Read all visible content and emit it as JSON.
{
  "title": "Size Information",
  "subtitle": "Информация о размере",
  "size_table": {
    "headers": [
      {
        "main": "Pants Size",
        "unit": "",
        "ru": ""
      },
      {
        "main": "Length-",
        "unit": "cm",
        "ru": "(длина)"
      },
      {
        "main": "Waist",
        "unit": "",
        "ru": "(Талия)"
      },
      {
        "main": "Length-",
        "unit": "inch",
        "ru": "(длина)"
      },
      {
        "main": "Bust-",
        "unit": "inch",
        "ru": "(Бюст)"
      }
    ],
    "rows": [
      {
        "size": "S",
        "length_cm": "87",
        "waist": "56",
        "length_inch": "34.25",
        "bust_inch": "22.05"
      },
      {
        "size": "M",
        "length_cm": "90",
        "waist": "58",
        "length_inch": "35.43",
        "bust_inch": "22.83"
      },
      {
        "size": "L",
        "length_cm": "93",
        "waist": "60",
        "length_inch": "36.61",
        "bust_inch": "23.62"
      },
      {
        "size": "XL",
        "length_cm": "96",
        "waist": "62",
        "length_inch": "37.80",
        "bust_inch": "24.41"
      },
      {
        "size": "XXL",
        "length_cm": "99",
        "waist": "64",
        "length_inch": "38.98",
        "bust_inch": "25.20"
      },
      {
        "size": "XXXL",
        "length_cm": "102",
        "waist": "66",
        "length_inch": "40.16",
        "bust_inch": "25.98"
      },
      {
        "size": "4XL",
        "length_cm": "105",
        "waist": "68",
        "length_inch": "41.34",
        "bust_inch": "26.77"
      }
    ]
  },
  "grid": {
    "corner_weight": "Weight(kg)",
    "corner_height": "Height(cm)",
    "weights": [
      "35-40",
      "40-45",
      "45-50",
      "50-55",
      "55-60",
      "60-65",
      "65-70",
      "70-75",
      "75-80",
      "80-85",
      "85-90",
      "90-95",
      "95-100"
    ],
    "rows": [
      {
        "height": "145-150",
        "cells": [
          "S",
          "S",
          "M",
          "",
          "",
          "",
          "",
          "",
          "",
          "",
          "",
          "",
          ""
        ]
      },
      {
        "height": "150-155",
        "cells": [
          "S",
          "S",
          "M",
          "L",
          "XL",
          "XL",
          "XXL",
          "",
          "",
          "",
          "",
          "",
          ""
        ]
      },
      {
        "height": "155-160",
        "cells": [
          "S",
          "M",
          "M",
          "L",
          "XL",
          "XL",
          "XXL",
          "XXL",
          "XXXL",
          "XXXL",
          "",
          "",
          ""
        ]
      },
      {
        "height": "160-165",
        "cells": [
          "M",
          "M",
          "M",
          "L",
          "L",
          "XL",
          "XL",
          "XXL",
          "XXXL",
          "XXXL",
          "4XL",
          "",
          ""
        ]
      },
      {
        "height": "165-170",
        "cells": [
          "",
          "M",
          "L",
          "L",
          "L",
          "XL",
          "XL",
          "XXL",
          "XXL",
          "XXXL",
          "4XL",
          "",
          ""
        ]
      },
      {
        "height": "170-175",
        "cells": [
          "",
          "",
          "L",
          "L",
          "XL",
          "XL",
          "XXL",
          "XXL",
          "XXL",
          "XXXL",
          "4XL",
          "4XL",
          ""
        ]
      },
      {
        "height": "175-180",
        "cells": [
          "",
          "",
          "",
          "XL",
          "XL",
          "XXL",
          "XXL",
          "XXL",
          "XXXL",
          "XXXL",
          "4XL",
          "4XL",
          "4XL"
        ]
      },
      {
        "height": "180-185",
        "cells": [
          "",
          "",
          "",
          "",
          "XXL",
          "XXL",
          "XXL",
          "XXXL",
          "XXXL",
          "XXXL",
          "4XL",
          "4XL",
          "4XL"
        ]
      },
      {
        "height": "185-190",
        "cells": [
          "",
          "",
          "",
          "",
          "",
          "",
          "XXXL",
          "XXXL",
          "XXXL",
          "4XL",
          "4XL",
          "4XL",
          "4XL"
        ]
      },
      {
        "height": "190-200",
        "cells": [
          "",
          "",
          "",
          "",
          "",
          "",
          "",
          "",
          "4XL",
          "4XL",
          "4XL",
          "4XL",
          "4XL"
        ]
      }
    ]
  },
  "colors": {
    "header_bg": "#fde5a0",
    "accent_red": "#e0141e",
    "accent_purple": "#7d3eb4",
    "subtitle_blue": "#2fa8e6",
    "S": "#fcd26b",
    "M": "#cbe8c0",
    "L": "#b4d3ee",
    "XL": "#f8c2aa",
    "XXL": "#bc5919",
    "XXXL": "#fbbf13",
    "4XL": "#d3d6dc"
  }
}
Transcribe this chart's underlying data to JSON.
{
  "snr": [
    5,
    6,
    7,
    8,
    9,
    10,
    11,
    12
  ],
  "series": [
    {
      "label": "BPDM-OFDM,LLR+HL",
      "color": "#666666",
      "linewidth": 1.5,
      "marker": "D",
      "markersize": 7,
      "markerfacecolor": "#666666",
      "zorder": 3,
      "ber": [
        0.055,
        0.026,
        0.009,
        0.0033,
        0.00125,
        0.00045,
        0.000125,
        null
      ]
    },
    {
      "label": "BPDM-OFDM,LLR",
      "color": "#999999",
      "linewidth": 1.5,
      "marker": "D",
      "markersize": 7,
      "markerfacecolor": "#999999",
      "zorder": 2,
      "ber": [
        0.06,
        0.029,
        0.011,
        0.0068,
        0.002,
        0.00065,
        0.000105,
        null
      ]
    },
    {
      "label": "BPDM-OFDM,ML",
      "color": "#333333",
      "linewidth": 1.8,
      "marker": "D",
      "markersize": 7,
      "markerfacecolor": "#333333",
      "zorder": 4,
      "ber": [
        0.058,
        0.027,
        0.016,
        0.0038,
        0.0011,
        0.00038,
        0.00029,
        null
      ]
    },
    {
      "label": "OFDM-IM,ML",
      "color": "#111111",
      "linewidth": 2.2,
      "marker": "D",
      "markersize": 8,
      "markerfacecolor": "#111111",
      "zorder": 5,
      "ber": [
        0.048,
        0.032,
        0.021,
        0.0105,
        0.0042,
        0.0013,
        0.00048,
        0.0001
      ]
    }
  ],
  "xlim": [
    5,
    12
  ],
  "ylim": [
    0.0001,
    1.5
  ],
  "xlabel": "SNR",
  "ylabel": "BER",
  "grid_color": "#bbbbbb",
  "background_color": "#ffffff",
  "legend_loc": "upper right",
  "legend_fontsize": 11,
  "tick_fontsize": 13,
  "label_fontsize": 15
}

Aim of the exercise:
Give every line of the material again, exactly as it reads.

Answer to this exercise:
Read all visible content and emit it as JSON.
{
  "title": "Size Information",
  "subtitle": "Информация о размере",
  "size_table": {
    "headers": [
      {
        "main": "Pants Size",
        "unit": "",
        "ru": ""
      },
      {
        "main": "Length-",
        "unit": "cm",
        "ru": "(длина)"
      },
      {
        "main": "Waist",
        "unit": "",
        "ru": "(Талия)"
      },
      {
        "main": "Length-",
        "unit": "inch",
        "ru": "(длина)"
      },
      {
        "main": "Bust-",
        "unit": "inch",
        "ru": "(Бюст)"
      }
    ],
    "rows": [
      {
        "size": "S",
        "length_cm": "87",
        "waist": "56",
        "length_inch": "34.25",
        "bust_inch": "22.05"
      },
      {
        "size": "M",
        "length_cm": "90",
        "waist": "58",
        "length_inch": "35.43",
        "bust_inch": "22.83"
      },
      {
        "size": "L",
        "length_cm": "93",
        "waist": "60",
        "length_inch": "36.61",
        "bust_inch": "23.62"
      },
      {
        "size": "XL",
        "length_cm": "96",
        "waist": "62",
        "length_inch": "37.80",
        "bust_inch": "24.41"
      },
      {
        "size": "XXL",
        "length_cm": "99",
        "waist": "64",
        "length_inch": "38.98",
        "bust_inch": "25.20"
      },
      {
        "size": "XXXL",
        "length_cm": "102",
        "waist": "66",
        "length_inch": "40.16",
        "bust_inch": "25.98"
      },
      {
        "size": "4XL",
        "length_cm": "105",
        "waist": "68",
        "length_inch": "41.34",
        "bust_inch": "26.77"
      }
    ]
  },
  "grid": {
    "corner_weight": "Weight(kg)",
    "corner_height": "Height(cm)",
    "weights": [
      "35-40",
      "40-45",
      "45-50",
      "50-55",
      "55-60",
      "60-65",
      "65-70",
      "70-75",
      "75-80",
      "80-85",
      "85-90",
      "90-95",
      "95-100"
    ],
    "rows": [
      {
        "height": "145-150",
        "cells": [
          "S",
          "S",
          "M",
          "",
          "",
          "",
          "",
          "",
          "",
          "",
          "",
          "",
          ""
        ]
      },
      {
        "height": "150-155",
        "cells": [
          "S",
          "S",
          "M",
          "L",
          "XL",
          "XL",
          "XXL",
          "",
          "",
          "",
          "",
          "",
          ""
        ]
      },
      {
        "height": "155-160",
        "cells": [
          "S",
          "M",
          "M",
          "L",
          "XL",
          "XL",
          "XXL",
          "XXL",
          "XXXL",
          "XXXL",
          "",
          "",
          ""
        ]
      },
      {
        "height": "160-165",
        "cells": [
          "M",
          "M",
          "M",
          "L",
          "L",
          "XL",
          "XL",
          "XXL",
          "XXXL",
          "XXXL",
          "4XL",
          "",
          ""
        ]
      },
      {
        "height": "165-170",
        "cells": [
          "",
          "M",
          "L",
          "L",
          "L",
          "XL",
          "XL",
          "XXL",
          "XXL",
          "XXXL",
          "4XL",
          "",
          ""
        ]
      },
      {
        "height": "170-175",
        "cells": [
          "",
          "",
          "L",
          "L",
          "XL",
          "XL",
          "XXL",
          "XXL",
          "XXL",
          "XXXL",
          "4XL",
          "4XL",
          ""
        ]
      },
      {
        "height": "175-180",
        "cells": [
          "",
          "",
          "",
          "XL",
          "XL",
          "XXL",
          "XXL",
          "XXL",
          "XXXL",
          "XXXL",
          "4XL",
          "4XL",
          "4XL"
        ]
      },
      {
        "height": "180-185",
        "cells": [
          "",
          "",
          "",
          "",
          "XXL",
          "XXL",
          "XXL",
          "XXXL",
          "XXXL",
          "XXXL",
          "4XL",
          "4XL",
          "4XL"
        ]
      },
      {
        "height": "185-190",
        "cells": [
          "",
          "",
          "",
          "",
          "",
          "",
          "XXXL",
          "XXXL",
          "XXXL",
          "4XL",
          "4XL",
          "4XL",
          "4XL"
        ]
      },
      {
        "height": "190-200",
        "cells": [
          "",
          "",
          "",
          "",
          "",
          "",
          "",
          "",
          "4XL",
          "4XL",
          "4XL",
          "4XL",
          "4XL"
        ]
      }
    ]
  },
  "colors": {
    "header_bg": "#fde5a0",
    "accent_red": "#e0141e",
    "accent_purple": "#7d3eb4",
    "subtitle_blue": "#2fa8e6",
    "S": "#fcd26b",
    "M": "#cbe8c0",
    "L": "#b4d3ee",
    "XL": "#f8c2aa",
    "XXL": "#bc5919",
    "XXXL": "#fbbf13",
    "4XL": "#d3d6dc"
  }
}
Transcribe this chart's underlying data to JSON.
{
  "snr": [
    5,
    6,
    7,
    8,
    9,
    10,
    11,
    12
  ],
  "series": [
    {
      "label": "BPDM-OFDM,LLR+HL",
      "color": "#666666",
      "linewidth": 1.5,
      "marker": "D",
      "markersize": 7,
      "markerfacecolor": "#666666",
      "zorder": 3,
      "ber": [
        0.055,
        0.026,
        0.009,
        0.0033,
        0.00125,
        0.00045,
        0.000125,
        null
      ]
    },
    {
      "label": "BPDM-OFDM,LLR",
      "color": "#999999",
      "linewidth": 1.5,
      "marker": "D",
      "markersize": 7,
      "markerfacecolor": "#999999",
      "zorder": 2,
      "ber": [
        0.06,
        0.029,
        0.011,
        0.0068,
        0.002,
        0.00065,
        0.000105,
        null
      ]
    },
    {
      "label": "BPDM-OFDM,ML",
      "color": "#333333",
      "linewidth": 1.8,
      "marker": "D",
      "markersize": 7,
      "markerfacecolor": "#333333",
      "zorder": 4,
      "ber": [
        0.058,
        0.027,
        0.016,
        0.0038,
        0.0011,
        0.00038,
        0.00029,
        null
      ]
    },
    {
      "label": "OFDM-IM,ML",
      "color": "#111111",
      "linewidth": 2.2,
      "marker": "D",
      "markersize": 8,
      "markerfacecolor": "#111111",
      "zorder": 5,
      "ber": [
        0.048,
        0.032,
        0.021,
        0.0105,
        0.0042,
        0.0013,
        0.00048,
        0.0001
      ]
    }
  ],
  "xlim": [
    5,
    12
  ],
  "ylim": [
    0.0001,
    1.5
  ],
  "xlabel": "SNR",
  "ylabel": "BER",
  "grid_color": "#bbbbbb",
  "background_color": "#ffffff",
  "legend_loc": "upper right",
  "legend_fontsize": 11,
  "tick_fontsize": 13,
  "label_fontsize": 15
}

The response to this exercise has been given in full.